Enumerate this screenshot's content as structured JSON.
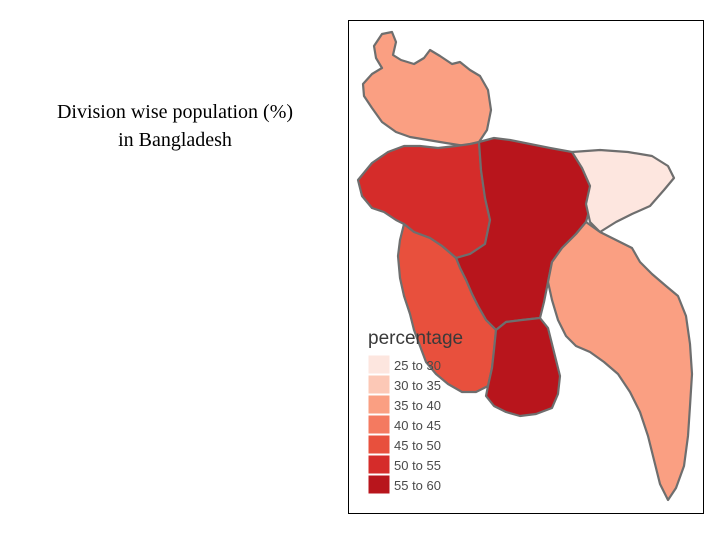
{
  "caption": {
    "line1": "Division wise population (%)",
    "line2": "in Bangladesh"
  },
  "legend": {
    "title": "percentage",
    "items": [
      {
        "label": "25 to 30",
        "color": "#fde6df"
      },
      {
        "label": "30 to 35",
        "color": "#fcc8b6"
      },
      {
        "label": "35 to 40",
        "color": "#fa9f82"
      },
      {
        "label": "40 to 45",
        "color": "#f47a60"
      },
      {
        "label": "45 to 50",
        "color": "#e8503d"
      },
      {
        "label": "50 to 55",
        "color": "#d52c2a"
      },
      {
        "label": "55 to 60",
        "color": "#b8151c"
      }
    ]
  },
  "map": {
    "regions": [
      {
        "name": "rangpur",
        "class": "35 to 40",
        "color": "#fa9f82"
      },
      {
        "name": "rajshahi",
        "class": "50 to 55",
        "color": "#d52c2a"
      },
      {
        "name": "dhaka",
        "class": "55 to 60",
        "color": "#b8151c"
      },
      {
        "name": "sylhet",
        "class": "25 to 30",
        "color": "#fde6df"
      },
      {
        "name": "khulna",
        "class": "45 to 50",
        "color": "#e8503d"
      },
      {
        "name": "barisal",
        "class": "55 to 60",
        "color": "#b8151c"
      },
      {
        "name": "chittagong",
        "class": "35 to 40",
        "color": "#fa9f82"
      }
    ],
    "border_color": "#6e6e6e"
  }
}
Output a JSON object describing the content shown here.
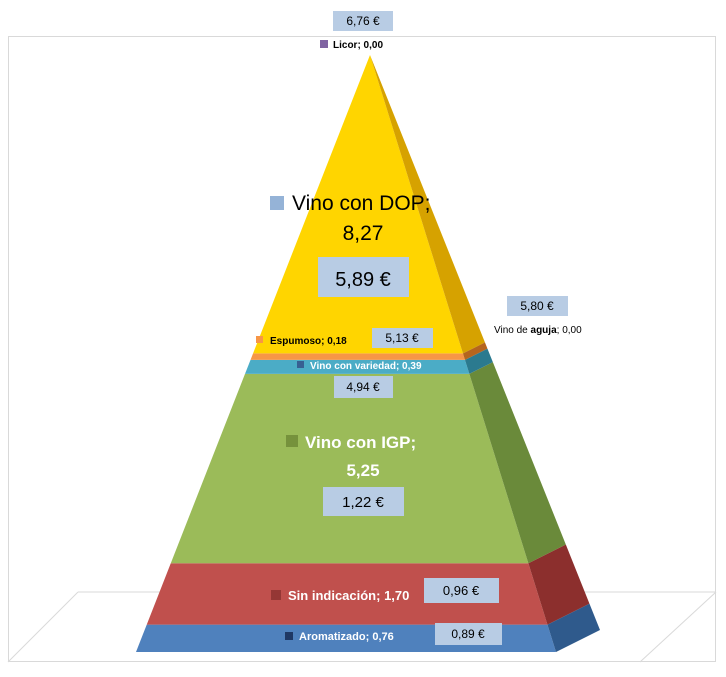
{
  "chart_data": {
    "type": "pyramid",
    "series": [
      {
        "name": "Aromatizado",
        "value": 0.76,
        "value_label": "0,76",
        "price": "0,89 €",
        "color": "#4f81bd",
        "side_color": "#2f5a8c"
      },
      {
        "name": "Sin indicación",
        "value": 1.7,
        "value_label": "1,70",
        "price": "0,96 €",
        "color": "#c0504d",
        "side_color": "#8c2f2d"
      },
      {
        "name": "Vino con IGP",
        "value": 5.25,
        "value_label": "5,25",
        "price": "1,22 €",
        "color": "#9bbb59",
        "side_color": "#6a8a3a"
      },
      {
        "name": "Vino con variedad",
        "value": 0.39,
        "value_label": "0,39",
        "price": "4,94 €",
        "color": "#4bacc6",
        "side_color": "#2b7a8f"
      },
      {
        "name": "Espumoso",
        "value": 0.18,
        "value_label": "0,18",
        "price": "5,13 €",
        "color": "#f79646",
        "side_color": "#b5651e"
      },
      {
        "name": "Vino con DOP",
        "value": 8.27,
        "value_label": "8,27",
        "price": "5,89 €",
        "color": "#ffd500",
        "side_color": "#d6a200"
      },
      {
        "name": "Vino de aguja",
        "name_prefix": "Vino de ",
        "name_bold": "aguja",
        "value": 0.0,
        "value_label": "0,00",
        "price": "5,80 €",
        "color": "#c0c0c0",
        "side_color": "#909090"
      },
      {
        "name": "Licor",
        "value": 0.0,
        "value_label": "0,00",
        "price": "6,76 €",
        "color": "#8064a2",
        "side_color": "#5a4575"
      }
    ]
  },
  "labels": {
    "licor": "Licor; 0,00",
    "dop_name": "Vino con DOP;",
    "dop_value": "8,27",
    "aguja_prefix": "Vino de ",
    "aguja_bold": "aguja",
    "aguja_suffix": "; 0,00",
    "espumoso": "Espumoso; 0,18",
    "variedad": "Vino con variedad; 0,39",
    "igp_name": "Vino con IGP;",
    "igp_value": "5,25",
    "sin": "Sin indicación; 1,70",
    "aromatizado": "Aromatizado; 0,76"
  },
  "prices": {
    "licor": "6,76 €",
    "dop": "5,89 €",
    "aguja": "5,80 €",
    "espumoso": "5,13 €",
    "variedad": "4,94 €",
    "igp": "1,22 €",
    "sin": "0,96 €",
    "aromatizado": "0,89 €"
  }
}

→ **JOB**:
Using the records above, gather all lines where the string "JSON" is present.

→ **TASK RESULT**:
Enumerate this screenshot's content as structured JSON.
Output a JSON object describing the content shown here.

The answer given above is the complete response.